**TASK REQUIREMENTS:**
Copy out each line that includes the word "ienākuma".

**MATERIAL FOR THIS EXERCISE:**
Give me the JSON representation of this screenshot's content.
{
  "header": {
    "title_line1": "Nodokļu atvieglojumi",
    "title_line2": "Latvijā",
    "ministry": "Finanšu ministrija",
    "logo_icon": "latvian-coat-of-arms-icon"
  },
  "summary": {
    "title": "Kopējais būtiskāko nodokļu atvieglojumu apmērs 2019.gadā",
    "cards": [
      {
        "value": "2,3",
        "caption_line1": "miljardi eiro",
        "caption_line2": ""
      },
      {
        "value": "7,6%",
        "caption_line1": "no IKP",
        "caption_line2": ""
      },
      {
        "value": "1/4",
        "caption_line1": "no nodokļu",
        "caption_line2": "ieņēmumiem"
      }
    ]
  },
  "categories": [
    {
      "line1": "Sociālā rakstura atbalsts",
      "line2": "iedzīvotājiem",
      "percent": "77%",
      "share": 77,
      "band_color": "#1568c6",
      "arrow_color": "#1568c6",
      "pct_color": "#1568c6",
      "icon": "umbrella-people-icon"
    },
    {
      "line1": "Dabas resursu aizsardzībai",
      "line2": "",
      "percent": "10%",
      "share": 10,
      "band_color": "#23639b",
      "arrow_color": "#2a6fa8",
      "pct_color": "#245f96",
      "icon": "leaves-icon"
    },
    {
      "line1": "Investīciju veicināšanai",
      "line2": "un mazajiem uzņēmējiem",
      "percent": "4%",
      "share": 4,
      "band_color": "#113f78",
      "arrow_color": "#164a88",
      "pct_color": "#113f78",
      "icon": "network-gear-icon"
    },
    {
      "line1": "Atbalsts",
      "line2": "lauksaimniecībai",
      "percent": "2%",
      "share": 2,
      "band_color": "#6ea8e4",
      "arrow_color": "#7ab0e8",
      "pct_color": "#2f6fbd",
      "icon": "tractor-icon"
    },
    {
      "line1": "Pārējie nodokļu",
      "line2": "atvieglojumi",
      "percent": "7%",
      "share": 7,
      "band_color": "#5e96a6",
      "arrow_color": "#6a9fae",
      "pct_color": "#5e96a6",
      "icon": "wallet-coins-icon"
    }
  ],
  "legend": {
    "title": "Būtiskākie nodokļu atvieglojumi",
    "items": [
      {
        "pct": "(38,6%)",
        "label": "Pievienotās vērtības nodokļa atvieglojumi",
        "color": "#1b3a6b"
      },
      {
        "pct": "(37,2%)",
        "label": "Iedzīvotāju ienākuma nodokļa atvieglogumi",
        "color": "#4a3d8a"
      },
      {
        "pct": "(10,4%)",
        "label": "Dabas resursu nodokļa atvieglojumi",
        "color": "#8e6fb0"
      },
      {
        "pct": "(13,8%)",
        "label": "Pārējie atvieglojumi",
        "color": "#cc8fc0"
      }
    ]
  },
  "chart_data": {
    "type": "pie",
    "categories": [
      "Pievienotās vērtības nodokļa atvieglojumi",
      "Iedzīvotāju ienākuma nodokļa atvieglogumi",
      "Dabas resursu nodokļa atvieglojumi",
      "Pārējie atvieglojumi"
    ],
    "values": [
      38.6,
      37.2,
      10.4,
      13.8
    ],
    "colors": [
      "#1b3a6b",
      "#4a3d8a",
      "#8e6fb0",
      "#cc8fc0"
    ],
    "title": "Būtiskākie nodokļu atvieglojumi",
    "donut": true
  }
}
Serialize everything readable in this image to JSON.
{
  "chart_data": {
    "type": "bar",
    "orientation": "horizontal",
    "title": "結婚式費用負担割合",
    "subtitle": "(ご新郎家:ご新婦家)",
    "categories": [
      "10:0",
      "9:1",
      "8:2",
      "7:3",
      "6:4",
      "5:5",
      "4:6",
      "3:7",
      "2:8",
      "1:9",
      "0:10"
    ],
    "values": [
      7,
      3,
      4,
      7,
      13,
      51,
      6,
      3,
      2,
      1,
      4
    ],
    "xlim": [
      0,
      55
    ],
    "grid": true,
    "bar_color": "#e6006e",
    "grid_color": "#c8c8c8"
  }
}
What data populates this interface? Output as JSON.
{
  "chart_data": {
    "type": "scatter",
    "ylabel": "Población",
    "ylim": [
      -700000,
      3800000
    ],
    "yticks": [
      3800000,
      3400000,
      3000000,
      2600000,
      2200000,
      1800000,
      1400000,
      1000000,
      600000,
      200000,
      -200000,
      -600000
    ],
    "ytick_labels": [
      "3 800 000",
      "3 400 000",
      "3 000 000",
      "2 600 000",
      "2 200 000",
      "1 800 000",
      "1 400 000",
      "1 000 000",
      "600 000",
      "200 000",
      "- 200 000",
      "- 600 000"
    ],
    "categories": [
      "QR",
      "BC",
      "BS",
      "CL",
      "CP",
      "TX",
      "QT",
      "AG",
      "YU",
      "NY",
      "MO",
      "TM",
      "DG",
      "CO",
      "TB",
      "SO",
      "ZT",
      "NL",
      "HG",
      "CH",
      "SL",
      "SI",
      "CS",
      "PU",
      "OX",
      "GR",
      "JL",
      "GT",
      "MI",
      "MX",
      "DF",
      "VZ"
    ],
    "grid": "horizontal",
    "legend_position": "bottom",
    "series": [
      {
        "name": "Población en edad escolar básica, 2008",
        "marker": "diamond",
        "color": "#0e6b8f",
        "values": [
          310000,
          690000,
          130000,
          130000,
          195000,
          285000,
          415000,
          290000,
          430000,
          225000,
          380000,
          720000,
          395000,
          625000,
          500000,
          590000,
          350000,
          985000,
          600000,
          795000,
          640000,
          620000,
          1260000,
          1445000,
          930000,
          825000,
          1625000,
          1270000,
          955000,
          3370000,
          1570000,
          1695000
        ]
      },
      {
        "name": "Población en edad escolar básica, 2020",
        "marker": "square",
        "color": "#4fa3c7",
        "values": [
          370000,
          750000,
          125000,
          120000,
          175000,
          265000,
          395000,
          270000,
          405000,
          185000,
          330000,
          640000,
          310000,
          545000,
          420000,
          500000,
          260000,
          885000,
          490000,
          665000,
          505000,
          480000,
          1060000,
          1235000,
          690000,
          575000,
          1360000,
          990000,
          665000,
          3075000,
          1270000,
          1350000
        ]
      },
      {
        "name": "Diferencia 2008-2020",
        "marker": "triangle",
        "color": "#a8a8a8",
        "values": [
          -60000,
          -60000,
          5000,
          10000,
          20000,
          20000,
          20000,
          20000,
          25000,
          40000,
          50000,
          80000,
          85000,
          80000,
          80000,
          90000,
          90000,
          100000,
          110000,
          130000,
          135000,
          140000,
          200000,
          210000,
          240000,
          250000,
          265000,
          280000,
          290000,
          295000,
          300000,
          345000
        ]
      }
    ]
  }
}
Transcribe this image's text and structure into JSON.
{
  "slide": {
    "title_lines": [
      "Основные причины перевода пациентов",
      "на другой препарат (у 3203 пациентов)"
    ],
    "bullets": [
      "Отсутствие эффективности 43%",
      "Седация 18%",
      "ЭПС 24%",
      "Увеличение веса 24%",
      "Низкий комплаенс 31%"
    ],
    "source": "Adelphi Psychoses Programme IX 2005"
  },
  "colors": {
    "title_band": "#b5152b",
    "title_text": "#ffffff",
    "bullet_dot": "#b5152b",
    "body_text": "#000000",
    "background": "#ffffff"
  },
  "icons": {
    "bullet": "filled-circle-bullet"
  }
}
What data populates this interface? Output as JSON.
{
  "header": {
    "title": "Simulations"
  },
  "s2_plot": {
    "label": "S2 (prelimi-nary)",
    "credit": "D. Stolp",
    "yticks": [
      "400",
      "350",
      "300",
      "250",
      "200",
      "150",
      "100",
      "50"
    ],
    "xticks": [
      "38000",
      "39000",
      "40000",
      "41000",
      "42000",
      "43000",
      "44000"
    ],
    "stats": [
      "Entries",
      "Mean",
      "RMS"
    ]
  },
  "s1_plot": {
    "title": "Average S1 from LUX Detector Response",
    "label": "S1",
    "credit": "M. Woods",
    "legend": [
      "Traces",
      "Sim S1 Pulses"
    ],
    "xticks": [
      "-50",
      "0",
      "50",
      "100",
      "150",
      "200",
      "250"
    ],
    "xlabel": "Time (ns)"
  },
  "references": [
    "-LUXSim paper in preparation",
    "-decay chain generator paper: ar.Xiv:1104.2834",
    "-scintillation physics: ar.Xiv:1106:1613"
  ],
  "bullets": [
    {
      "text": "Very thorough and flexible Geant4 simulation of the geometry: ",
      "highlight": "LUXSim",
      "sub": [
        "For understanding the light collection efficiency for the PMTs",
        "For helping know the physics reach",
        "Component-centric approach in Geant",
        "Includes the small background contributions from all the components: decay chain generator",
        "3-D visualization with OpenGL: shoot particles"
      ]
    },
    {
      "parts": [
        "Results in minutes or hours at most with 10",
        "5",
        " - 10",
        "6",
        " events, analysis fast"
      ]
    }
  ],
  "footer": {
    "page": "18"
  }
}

**RESULT FOR THIS EXERCISE:**
        "label": "Iedzīvotāju ienākuma nodokļa atvieglogumi",
      "Iedzīvotāju ienākuma nodokļa atvieglogumi",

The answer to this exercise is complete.